REQUIRED WORK:
Work out how many lines contain "shift". Reply with the count alone.

[Dataset entries on figures]
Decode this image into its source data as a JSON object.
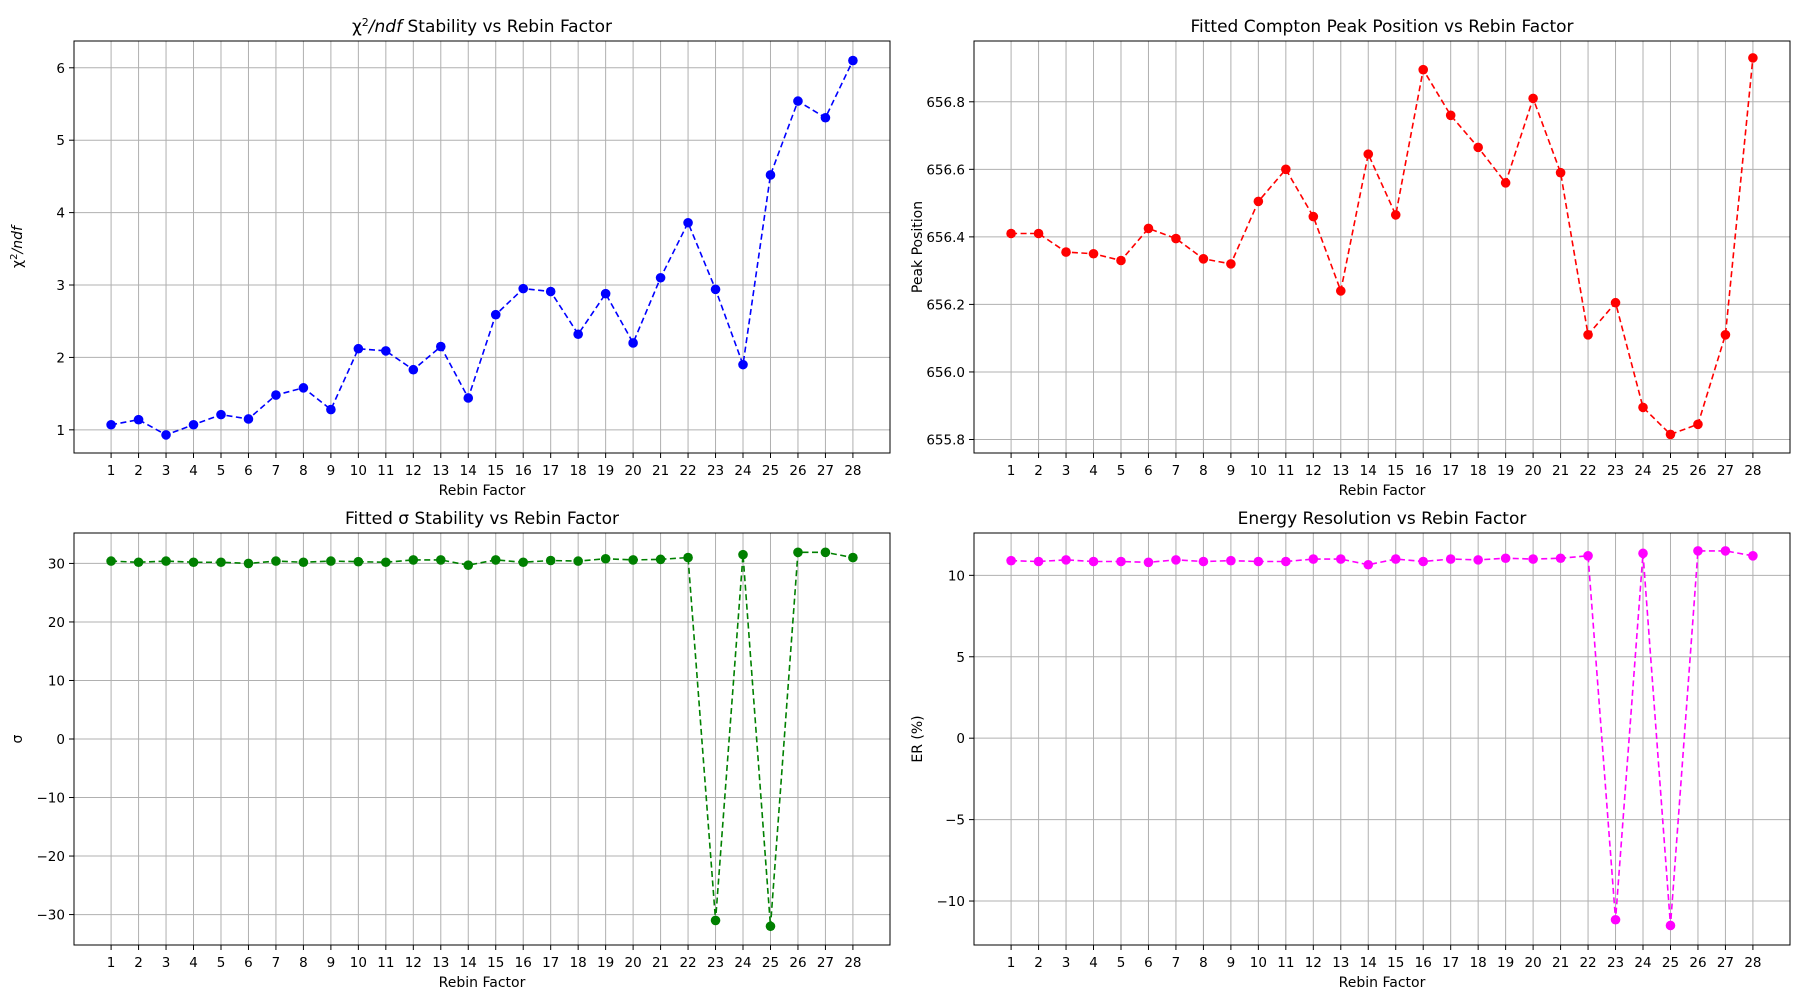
{
  "chart_data": [
    {
      "type": "line",
      "title_html": "χ<tspan baseline-shift=\"super\" font-size=\"11\">2</tspan><tspan font-style=\"italic\">/ndf</tspan> Stability vs Rebin Factor",
      "title": "χ2/ndf Stability vs Rebin Factor",
      "xlabel": "Rebin Factor",
      "ylabel_html": "χ<tspan baseline-shift=\"super\" font-size=\"10\">2</tspan><tspan font-style=\"italic\">/ndf</tspan>",
      "ylabel": "χ2/ndf",
      "color": "#0000ff",
      "grid": true,
      "xlim": [
        -0.35,
        29.35
      ],
      "ylim": [
        0.68,
        6.37
      ],
      "yticks": [
        1,
        2,
        3,
        4,
        5,
        6
      ],
      "ytick_labels": [
        "1",
        "2",
        "3",
        "4",
        "5",
        "6"
      ],
      "x": [
        1,
        2,
        3,
        4,
        5,
        6,
        7,
        8,
        9,
        10,
        11,
        12,
        13,
        14,
        15,
        16,
        17,
        18,
        19,
        20,
        21,
        22,
        23,
        24,
        25,
        26,
        27,
        28
      ],
      "series": [
        {
          "values": [
            1.07,
            1.14,
            0.93,
            1.07,
            1.21,
            1.15,
            1.48,
            1.58,
            1.28,
            2.12,
            2.09,
            1.83,
            2.15,
            1.44,
            2.59,
            2.95,
            2.91,
            2.32,
            2.88,
            2.2,
            3.1,
            3.86,
            2.94,
            1.9,
            4.52,
            5.54,
            5.31,
            6.1
          ]
        }
      ]
    },
    {
      "type": "line",
      "title": "Fitted Compton Peak Position vs Rebin Factor",
      "xlabel": "Rebin Factor",
      "ylabel": "Peak Position",
      "color": "#ff0000",
      "grid": true,
      "xlim": [
        -0.35,
        29.35
      ],
      "ylim": [
        655.76,
        656.98
      ],
      "yticks": [
        655.8,
        656.0,
        656.2,
        656.4,
        656.6,
        656.8
      ],
      "ytick_labels": [
        "655.8",
        "656.0",
        "656.2",
        "656.4",
        "656.6",
        "656.8"
      ],
      "x": [
        1,
        2,
        3,
        4,
        5,
        6,
        7,
        8,
        9,
        10,
        11,
        12,
        13,
        14,
        15,
        16,
        17,
        18,
        19,
        20,
        21,
        22,
        23,
        24,
        25,
        26,
        27,
        28
      ],
      "series": [
        {
          "values": [
            656.41,
            656.41,
            656.355,
            656.35,
            656.33,
            656.425,
            656.395,
            656.335,
            656.32,
            656.505,
            656.6,
            656.46,
            656.24,
            656.645,
            656.465,
            656.895,
            656.76,
            656.665,
            656.56,
            656.81,
            656.59,
            656.11,
            656.205,
            655.895,
            655.815,
            655.845,
            656.11,
            656.93
          ]
        }
      ]
    },
    {
      "type": "line",
      "title": "Fitted σ Stability vs Rebin Factor",
      "xlabel": "Rebin Factor",
      "ylabel": "σ",
      "color": "#008000",
      "grid": true,
      "xlim": [
        -0.35,
        29.35
      ],
      "ylim": [
        -35.2,
        35.2
      ],
      "yticks": [
        -30,
        -20,
        -10,
        0,
        10,
        20,
        30
      ],
      "ytick_labels": [
        "−30",
        "−20",
        "−10",
        "0",
        "10",
        "20",
        "30"
      ],
      "x": [
        1,
        2,
        3,
        4,
        5,
        6,
        7,
        8,
        9,
        10,
        11,
        12,
        13,
        14,
        15,
        16,
        17,
        18,
        19,
        20,
        21,
        22,
        23,
        24,
        25,
        26,
        27,
        28
      ],
      "series": [
        {
          "values": [
            30.4,
            30.2,
            30.4,
            30.2,
            30.2,
            30.0,
            30.4,
            30.2,
            30.4,
            30.3,
            30.2,
            30.6,
            30.6,
            29.7,
            30.6,
            30.2,
            30.5,
            30.4,
            30.8,
            30.6,
            30.7,
            31.0,
            -31.0,
            31.5,
            -32.0,
            31.9,
            31.9,
            31.0
          ]
        }
      ]
    },
    {
      "type": "line",
      "title": "Energy Resolution vs Rebin Factor",
      "xlabel": "Rebin Factor",
      "ylabel": "ER (%)",
      "color": "#ff00ff",
      "grid": true,
      "xlim": [
        -0.35,
        29.35
      ],
      "ylim": [
        -12.7,
        12.6
      ],
      "yticks": [
        -10,
        -5,
        0,
        5,
        10
      ],
      "ytick_labels": [
        "−10",
        "−5",
        "0",
        "5",
        "10"
      ],
      "x": [
        1,
        2,
        3,
        4,
        5,
        6,
        7,
        8,
        9,
        10,
        11,
        12,
        13,
        14,
        15,
        16,
        17,
        18,
        19,
        20,
        21,
        22,
        23,
        24,
        25,
        26,
        27,
        28
      ],
      "series": [
        {
          "values": [
            10.9,
            10.85,
            10.95,
            10.85,
            10.85,
            10.8,
            10.95,
            10.85,
            10.9,
            10.85,
            10.85,
            11.0,
            11.0,
            10.65,
            11.0,
            10.85,
            11.0,
            10.95,
            11.05,
            11.0,
            11.05,
            11.2,
            -11.15,
            11.35,
            -11.5,
            11.5,
            11.5,
            11.2
          ]
        }
      ]
    }
  ]
}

THE OUTPUT:
2